* _Task to carry out_
Repeat the material below exactly, line for line.

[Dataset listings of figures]
/---
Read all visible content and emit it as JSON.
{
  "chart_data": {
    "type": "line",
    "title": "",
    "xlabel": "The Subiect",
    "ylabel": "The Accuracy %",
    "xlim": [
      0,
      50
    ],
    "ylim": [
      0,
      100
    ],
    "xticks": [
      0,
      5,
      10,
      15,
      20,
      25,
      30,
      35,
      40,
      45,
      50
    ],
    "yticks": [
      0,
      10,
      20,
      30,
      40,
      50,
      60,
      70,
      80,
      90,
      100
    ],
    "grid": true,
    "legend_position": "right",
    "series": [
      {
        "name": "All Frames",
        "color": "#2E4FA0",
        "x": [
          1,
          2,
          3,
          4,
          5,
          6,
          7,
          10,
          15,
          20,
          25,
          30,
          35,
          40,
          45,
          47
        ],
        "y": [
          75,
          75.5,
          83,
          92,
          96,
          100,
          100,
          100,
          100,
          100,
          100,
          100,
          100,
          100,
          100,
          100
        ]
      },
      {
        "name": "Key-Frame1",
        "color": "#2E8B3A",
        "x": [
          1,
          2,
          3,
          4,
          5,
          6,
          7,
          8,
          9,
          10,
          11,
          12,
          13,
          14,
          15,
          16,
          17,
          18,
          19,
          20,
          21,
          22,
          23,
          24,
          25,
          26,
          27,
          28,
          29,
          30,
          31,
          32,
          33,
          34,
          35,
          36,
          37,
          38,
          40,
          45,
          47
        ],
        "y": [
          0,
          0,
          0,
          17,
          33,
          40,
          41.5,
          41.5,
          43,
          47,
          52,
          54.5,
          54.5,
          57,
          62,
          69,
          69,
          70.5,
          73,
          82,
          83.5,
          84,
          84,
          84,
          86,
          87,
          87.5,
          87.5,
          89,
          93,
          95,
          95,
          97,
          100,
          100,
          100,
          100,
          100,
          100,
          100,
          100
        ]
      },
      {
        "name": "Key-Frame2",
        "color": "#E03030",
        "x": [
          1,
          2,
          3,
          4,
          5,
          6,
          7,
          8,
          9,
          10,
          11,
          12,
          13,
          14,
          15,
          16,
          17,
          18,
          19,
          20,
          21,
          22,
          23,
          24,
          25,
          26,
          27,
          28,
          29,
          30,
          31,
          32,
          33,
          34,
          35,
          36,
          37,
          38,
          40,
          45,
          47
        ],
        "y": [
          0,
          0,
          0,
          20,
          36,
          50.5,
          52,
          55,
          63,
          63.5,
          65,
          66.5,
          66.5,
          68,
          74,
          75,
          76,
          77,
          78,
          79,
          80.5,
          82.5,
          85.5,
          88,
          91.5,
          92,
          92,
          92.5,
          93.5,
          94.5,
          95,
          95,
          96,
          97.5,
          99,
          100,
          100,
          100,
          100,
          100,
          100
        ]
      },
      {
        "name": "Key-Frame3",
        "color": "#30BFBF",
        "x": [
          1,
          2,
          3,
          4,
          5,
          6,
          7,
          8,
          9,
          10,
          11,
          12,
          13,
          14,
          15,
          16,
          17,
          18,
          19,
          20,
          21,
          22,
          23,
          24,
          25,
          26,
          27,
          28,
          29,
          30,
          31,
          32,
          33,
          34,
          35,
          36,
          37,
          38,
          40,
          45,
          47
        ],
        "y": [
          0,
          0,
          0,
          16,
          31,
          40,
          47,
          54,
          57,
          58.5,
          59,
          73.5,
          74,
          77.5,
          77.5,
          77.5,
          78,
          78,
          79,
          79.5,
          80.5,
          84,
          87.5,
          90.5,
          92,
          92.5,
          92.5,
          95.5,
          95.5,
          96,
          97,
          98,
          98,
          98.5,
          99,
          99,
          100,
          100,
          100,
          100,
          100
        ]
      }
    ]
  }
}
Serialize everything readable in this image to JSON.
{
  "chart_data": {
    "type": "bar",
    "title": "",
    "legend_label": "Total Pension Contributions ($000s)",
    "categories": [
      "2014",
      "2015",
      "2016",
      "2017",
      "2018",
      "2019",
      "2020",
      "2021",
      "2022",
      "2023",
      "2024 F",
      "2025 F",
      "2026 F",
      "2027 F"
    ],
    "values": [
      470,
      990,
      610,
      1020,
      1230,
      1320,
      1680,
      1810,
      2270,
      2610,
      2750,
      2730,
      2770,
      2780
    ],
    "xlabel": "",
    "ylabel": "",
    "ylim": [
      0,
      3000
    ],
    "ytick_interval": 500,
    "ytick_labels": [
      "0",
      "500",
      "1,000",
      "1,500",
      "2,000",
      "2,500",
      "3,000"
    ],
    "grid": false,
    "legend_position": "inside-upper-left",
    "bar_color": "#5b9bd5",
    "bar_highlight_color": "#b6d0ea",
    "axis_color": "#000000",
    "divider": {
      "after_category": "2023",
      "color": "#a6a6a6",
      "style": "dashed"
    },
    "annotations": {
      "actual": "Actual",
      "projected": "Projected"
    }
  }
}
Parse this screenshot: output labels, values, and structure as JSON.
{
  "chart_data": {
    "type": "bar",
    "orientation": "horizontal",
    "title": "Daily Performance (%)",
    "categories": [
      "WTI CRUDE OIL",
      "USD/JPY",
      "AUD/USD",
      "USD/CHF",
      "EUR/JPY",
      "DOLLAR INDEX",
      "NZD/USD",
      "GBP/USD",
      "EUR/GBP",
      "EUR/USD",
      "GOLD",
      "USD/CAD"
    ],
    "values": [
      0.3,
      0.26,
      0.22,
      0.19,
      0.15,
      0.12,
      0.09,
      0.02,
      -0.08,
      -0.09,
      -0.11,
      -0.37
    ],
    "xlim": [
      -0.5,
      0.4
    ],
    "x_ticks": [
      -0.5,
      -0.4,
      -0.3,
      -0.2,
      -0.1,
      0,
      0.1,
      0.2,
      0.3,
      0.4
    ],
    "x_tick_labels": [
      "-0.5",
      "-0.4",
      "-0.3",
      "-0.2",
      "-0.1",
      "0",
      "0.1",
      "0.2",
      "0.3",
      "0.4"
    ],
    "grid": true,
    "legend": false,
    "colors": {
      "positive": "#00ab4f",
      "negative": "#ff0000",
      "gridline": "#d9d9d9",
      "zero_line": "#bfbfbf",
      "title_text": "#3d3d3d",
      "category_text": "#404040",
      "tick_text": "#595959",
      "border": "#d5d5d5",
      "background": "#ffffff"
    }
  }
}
\---
* _Exercise solution_
Read all visible content and emit it as JSON.
{
  "chart_data": {
    "type": "line",
    "title": "",
    "xlabel": "The Subiect",
    "ylabel": "The Accuracy %",
    "xlim": [
      0,
      50
    ],
    "ylim": [
      0,
      100
    ],
    "xticks": [
      0,
      5,
      10,
      15,
      20,
      25,
      30,
      35,
      40,
      45,
      50
    ],
    "yticks": [
      0,
      10,
      20,
      30,
      40,
      50,
      60,
      70,
      80,
      90,
      100
    ],
    "grid": true,
    "legend_position": "right",
    "series": [
      {
        "name": "All Frames",
        "color": "#2E4FA0",
        "x": [
          1,
          2,
          3,
          4,
          5,
          6,
          7,
          10,
          15,
          20,
          25,
          30,
          35,
          40,
          45,
          47
        ],
        "y": [
          75,
          75.5,
          83,
          92,
          96,
          100,
          100,
          100,
          100,
          100,
          100,
          100,
          100,
          100,
          100,
          100
        ]
      },
      {
        "name": "Key-Frame1",
        "color": "#2E8B3A",
        "x": [
          1,
          2,
          3,
          4,
          5,
          6,
          7,
          8,
          9,
          10,
          11,
          12,
          13,
          14,
          15,
          16,
          17,
          18,
          19,
          20,
          21,
          22,
          23,
          24,
          25,
          26,
          27,
          28,
          29,
          30,
          31,
          32,
          33,
          34,
          35,
          36,
          37,
          38,
          40,
          45,
          47
        ],
        "y": [
          0,
          0,
          0,
          17,
          33,
          40,
          41.5,
          41.5,
          43,
          47,
          52,
          54.5,
          54.5,
          57,
          62,
          69,
          69,
          70.5,
          73,
          82,
          83.5,
          84,
          84,
          84,
          86,
          87,
          87.5,
          87.5,
          89,
          93,
          95,
          95,
          97,
          100,
          100,
          100,
          100,
          100,
          100,
          100,
          100
        ]
      },
      {
        "name": "Key-Frame2",
        "color": "#E03030",
        "x": [
          1,
          2,
          3,
          4,
          5,
          6,
          7,
          8,
          9,
          10,
          11,
          12,
          13,
          14,
          15,
          16,
          17,
          18,
          19,
          20,
          21,
          22,
          23,
          24,
          25,
          26,
          27,
          28,
          29,
          30,
          31,
          32,
          33,
          34,
          35,
          36,
          37,
          38,
          40,
          45,
          47
        ],
        "y": [
          0,
          0,
          0,
          20,
          36,
          50.5,
          52,
          55,
          63,
          63.5,
          65,
          66.5,
          66.5,
          68,
          74,
          75,
          76,
          77,
          78,
          79,
          80.5,
          82.5,
          85.5,
          88,
          91.5,
          92,
          92,
          92.5,
          93.5,
          94.5,
          95,
          95,
          96,
          97.5,
          99,
          100,
          100,
          100,
          100,
          100,
          100
        ]
      },
      {
        "name": "Key-Frame3",
        "color": "#30BFBF",
        "x": [
          1,
          2,
          3,
          4,
          5,
          6,
          7,
          8,
          9,
          10,
          11,
          12,
          13,
          14,
          15,
          16,
          17,
          18,
          19,
          20,
          21,
          22,
          23,
          24,
          25,
          26,
          27,
          28,
          29,
          30,
          31,
          32,
          33,
          34,
          35,
          36,
          37,
          38,
          40,
          45,
          47
        ],
        "y": [
          0,
          0,
          0,
          16,
          31,
          40,
          47,
          54,
          57,
          58.5,
          59,
          73.5,
          74,
          77.5,
          77.5,
          77.5,
          78,
          78,
          79,
          79.5,
          80.5,
          84,
          87.5,
          90.5,
          92,
          92.5,
          92.5,
          95.5,
          95.5,
          96,
          97,
          98,
          98,
          98.5,
          99,
          99,
          100,
          100,
          100,
          100,
          100
        ]
      }
    ]
  }
}
Serialize everything readable in this image to JSON.
{
  "chart_data": {
    "type": "bar",
    "title": "",
    "legend_label": "Total Pension Contributions ($000s)",
    "categories": [
      "2014",
      "2015",
      "2016",
      "2017",
      "2018",
      "2019",
      "2020",
      "2021",
      "2022",
      "2023",
      "2024 F",
      "2025 F",
      "2026 F",
      "2027 F"
    ],
    "values": [
      470,
      990,
      610,
      1020,
      1230,
      1320,
      1680,
      1810,
      2270,
      2610,
      2750,
      2730,
      2770,
      2780
    ],
    "xlabel": "",
    "ylabel": "",
    "ylim": [
      0,
      3000
    ],
    "ytick_interval": 500,
    "ytick_labels": [
      "0",
      "500",
      "1,000",
      "1,500",
      "2,000",
      "2,500",
      "3,000"
    ],
    "grid": false,
    "legend_position": "inside-upper-left",
    "bar_color": "#5b9bd5",
    "bar_highlight_color": "#b6d0ea",
    "axis_color": "#000000",
    "divider": {
      "after_category": "2023",
      "color": "#a6a6a6",
      "style": "dashed"
    },
    "annotations": {
      "actual": "Actual",
      "projected": "Projected"
    }
  }
}
Parse this screenshot: output labels, values, and structure as JSON.
{
  "chart_data": {
    "type": "bar",
    "orientation": "horizontal",
    "title": "Daily Performance (%)",
    "categories": [
      "WTI CRUDE OIL",
      "USD/JPY",
      "AUD/USD",
      "USD/CHF",
      "EUR/JPY",
      "DOLLAR INDEX",
      "NZD/USD",
      "GBP/USD",
      "EUR/GBP",
      "EUR/USD",
      "GOLD",
      "USD/CAD"
    ],
    "values": [
      0.3,
      0.26,
      0.22,
      0.19,
      0.15,
      0.12,
      0.09,
      0.02,
      -0.08,
      -0.09,
      -0.11,
      -0.37
    ],
    "xlim": [
      -0.5,
      0.4
    ],
    "x_ticks": [
      -0.5,
      -0.4,
      -0.3,
      -0.2,
      -0.1,
      0,
      0.1,
      0.2,
      0.3,
      0.4
    ],
    "x_tick_labels": [
      "-0.5",
      "-0.4",
      "-0.3",
      "-0.2",
      "-0.1",
      "0",
      "0.1",
      "0.2",
      "0.3",
      "0.4"
    ],
    "grid": true,
    "legend": false,
    "colors": {
      "positive": "#00ab4f",
      "negative": "#ff0000",
      "gridline": "#d9d9d9",
      "zero_line": "#bfbfbf",
      "title_text": "#3d3d3d",
      "category_text": "#404040",
      "tick_text": "#595959",
      "border": "#d5d5d5",
      "background": "#ffffff"
    }
  }
}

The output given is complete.